REQUEST → Quote each record exactly, please, leaving none out.

___ RECORDS SUPPLIED

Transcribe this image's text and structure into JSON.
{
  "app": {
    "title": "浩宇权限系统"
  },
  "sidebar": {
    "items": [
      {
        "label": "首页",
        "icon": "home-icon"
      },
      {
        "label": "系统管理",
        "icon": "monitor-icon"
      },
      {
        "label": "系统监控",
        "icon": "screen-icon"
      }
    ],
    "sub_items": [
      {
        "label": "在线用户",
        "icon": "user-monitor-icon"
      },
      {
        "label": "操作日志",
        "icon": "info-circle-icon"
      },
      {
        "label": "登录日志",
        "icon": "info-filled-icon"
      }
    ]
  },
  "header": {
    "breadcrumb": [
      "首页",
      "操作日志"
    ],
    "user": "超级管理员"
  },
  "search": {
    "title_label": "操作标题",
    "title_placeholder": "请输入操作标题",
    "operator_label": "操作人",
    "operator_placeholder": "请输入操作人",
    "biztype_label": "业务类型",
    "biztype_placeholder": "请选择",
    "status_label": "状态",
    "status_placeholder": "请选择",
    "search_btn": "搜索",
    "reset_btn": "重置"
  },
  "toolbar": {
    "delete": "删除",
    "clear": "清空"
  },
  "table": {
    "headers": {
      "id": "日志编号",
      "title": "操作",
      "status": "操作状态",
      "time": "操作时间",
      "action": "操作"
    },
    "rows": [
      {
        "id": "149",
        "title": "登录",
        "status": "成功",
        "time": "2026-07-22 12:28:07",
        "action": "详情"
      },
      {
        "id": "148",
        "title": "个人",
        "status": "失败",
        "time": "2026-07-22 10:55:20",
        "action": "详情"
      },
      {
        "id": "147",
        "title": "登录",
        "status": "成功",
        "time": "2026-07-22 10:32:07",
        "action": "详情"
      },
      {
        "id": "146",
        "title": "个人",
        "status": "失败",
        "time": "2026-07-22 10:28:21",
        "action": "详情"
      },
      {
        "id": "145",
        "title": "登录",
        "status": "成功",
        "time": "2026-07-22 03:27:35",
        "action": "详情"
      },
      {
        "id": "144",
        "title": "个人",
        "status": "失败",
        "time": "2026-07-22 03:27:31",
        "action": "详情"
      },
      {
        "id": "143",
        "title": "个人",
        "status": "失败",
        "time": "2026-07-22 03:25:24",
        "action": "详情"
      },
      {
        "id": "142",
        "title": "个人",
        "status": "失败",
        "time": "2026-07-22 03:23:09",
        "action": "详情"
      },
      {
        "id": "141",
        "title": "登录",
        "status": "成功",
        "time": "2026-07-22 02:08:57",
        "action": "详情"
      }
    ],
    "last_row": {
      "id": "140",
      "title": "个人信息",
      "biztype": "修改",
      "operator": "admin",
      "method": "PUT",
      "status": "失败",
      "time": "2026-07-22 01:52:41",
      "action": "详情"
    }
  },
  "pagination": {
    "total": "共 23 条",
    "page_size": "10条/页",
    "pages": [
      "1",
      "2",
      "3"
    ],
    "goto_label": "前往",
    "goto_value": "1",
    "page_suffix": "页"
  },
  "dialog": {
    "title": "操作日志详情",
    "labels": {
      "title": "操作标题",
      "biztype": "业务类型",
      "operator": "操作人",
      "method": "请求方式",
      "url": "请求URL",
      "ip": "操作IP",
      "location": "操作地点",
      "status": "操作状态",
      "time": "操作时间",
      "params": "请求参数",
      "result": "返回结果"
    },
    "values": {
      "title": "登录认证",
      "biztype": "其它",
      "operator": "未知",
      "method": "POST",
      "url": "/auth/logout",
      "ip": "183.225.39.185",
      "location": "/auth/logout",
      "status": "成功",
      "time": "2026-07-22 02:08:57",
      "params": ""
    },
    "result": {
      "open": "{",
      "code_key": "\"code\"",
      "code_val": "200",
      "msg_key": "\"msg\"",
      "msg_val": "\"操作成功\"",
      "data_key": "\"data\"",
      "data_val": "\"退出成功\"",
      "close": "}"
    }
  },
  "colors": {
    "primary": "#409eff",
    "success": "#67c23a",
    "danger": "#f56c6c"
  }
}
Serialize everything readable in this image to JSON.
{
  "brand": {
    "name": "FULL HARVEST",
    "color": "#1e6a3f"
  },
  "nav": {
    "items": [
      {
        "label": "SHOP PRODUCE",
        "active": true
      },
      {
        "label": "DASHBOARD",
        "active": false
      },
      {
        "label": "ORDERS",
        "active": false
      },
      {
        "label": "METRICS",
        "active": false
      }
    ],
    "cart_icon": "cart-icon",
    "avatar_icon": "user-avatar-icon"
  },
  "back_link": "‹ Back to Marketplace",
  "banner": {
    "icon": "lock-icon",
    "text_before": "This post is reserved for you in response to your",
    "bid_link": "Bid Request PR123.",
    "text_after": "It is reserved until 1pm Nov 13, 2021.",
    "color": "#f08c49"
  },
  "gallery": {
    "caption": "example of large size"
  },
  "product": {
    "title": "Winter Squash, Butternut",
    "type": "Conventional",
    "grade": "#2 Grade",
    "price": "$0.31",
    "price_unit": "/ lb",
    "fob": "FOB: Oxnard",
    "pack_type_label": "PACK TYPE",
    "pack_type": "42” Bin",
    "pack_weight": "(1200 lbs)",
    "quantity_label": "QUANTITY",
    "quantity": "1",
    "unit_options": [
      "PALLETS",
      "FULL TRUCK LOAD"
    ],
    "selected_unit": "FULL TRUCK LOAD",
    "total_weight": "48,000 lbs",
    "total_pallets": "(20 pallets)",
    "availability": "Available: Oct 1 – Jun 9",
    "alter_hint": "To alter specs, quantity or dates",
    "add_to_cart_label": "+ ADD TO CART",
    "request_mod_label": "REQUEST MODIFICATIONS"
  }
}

______

RESULT OF THE EXERCISE →
Transcribe this image's text and structure into JSON.
{
  "app": {
    "title": "浩宇权限系统"
  },
  "sidebar": {
    "items": [
      {
        "label": "首页",
        "icon": "home-icon"
      },
      {
        "label": "系统管理",
        "icon": "monitor-icon"
      },
      {
        "label": "系统监控",
        "icon": "screen-icon"
      }
    ],
    "sub_items": [
      {
        "label": "在线用户",
        "icon": "user-monitor-icon"
      },
      {
        "label": "操作日志",
        "icon": "info-circle-icon"
      },
      {
        "label": "登录日志",
        "icon": "info-filled-icon"
      }
    ]
  },
  "header": {
    "breadcrumb": [
      "首页",
      "操作日志"
    ],
    "user": "超级管理员"
  },
  "search": {
    "title_label": "操作标题",
    "title_placeholder": "请输入操作标题",
    "operator_label": "操作人",
    "operator_placeholder": "请输入操作人",
    "biztype_label": "业务类型",
    "biztype_placeholder": "请选择",
    "status_label": "状态",
    "status_placeholder": "请选择",
    "search_btn": "搜索",
    "reset_btn": "重置"
  },
  "toolbar": {
    "delete": "删除",
    "clear": "清空"
  },
  "table": {
    "headers": {
      "id": "日志编号",
      "title": "操作",
      "status": "操作状态",
      "time": "操作时间",
      "action": "操作"
    },
    "rows": [
      {
        "id": "149",
        "title": "登录",
        "status": "成功",
        "time": "2026-07-22 12:28:07",
        "action": "详情"
      },
      {
        "id": "148",
        "title": "个人",
        "status": "失败",
        "time": "2026-07-22 10:55:20",
        "action": "详情"
      },
      {
        "id": "147",
        "title": "登录",
        "status": "成功",
        "time": "2026-07-22 10:32:07",
        "action": "详情"
      },
      {
        "id": "146",
        "title": "个人",
        "status": "失败",
        "time": "2026-07-22 10:28:21",
        "action": "详情"
      },
      {
        "id": "145",
        "title": "登录",
        "status": "成功",
        "time": "2026-07-22 03:27:35",
        "action": "详情"
      },
      {
        "id": "144",
        "title": "个人",
        "status": "失败",
        "time": "2026-07-22 03:27:31",
        "action": "详情"
      },
      {
        "id": "143",
        "title": "个人",
        "status": "失败",
        "time": "2026-07-22 03:25:24",
        "action": "详情"
      },
      {
        "id": "142",
        "title": "个人",
        "status": "失败",
        "time": "2026-07-22 03:23:09",
        "action": "详情"
      },
      {
        "id": "141",
        "title": "登录",
        "status": "成功",
        "time": "2026-07-22 02:08:57",
        "action": "详情"
      }
    ],
    "last_row": {
      "id": "140",
      "title": "个人信息",
      "biztype": "修改",
      "operator": "admin",
      "method": "PUT",
      "status": "失败",
      "time": "2026-07-22 01:52:41",
      "action": "详情"
    }
  },
  "pagination": {
    "total": "共 23 条",
    "page_size": "10条/页",
    "pages": [
      "1",
      "2",
      "3"
    ],
    "goto_label": "前往",
    "goto_value": "1",
    "page_suffix": "页"
  },
  "dialog": {
    "title": "操作日志详情",
    "labels": {
      "title": "操作标题",
      "biztype": "业务类型",
      "operator": "操作人",
      "method": "请求方式",
      "url": "请求URL",
      "ip": "操作IP",
      "location": "操作地点",
      "status": "操作状态",
      "time": "操作时间",
      "params": "请求参数",
      "result": "返回结果"
    },
    "values": {
      "title": "登录认证",
      "biztype": "其它",
      "operator": "未知",
      "method": "POST",
      "url": "/auth/logout",
      "ip": "183.225.39.185",
      "location": "/auth/logout",
      "status": "成功",
      "time": "2026-07-22 02:08:57",
      "params": ""
    },
    "result": {
      "open": "{",
      "code_key": "\"code\"",
      "code_val": "200",
      "msg_key": "\"msg\"",
      "msg_val": "\"操作成功\"",
      "data_key": "\"data\"",
      "data_val": "\"退出成功\"",
      "close": "}"
    }
  },
  "colors": {
    "primary": "#409eff",
    "success": "#67c23a",
    "danger": "#f56c6c"
  }
}
Serialize everything readable in this image to JSON.
{
  "brand": {
    "name": "FULL HARVEST",
    "color": "#1e6a3f"
  },
  "nav": {
    "items": [
      {
        "label": "SHOP PRODUCE",
        "active": true
      },
      {
        "label": "DASHBOARD",
        "active": false
      },
      {
        "label": "ORDERS",
        "active": false
      },
      {
        "label": "METRICS",
        "active": false
      }
    ],
    "cart_icon": "cart-icon",
    "avatar_icon": "user-avatar-icon"
  },
  "back_link": "‹ Back to Marketplace",
  "banner": {
    "icon": "lock-icon",
    "text_before": "This post is reserved for you in response to your",
    "bid_link": "Bid Request PR123.",
    "text_after": "It is reserved until 1pm Nov 13, 2021.",
    "color": "#f08c49"
  },
  "gallery": {
    "caption": "example of large size"
  },
  "product": {
    "title": "Winter Squash, Butternut",
    "type": "Conventional",
    "grade": "#2 Grade",
    "price": "$0.31",
    "price_unit": "/ lb",
    "fob": "FOB: Oxnard",
    "pack_type_label": "PACK TYPE",
    "pack_type": "42” Bin",
    "pack_weight": "(1200 lbs)",
    "quantity_label": "QUANTITY",
    "quantity": "1",
    "unit_options": [
      "PALLETS",
      "FULL TRUCK LOAD"
    ],
    "selected_unit": "FULL TRUCK LOAD",
    "total_weight": "48,000 lbs",
    "total_pallets": "(20 pallets)",
    "availability": "Available: Oct 1 – Jun 9",
    "alter_hint": "To alter specs, quantity or dates",
    "add_to_cart_label": "+ ADD TO CART",
    "request_mod_label": "REQUEST MODIFICATIONS"
  }
}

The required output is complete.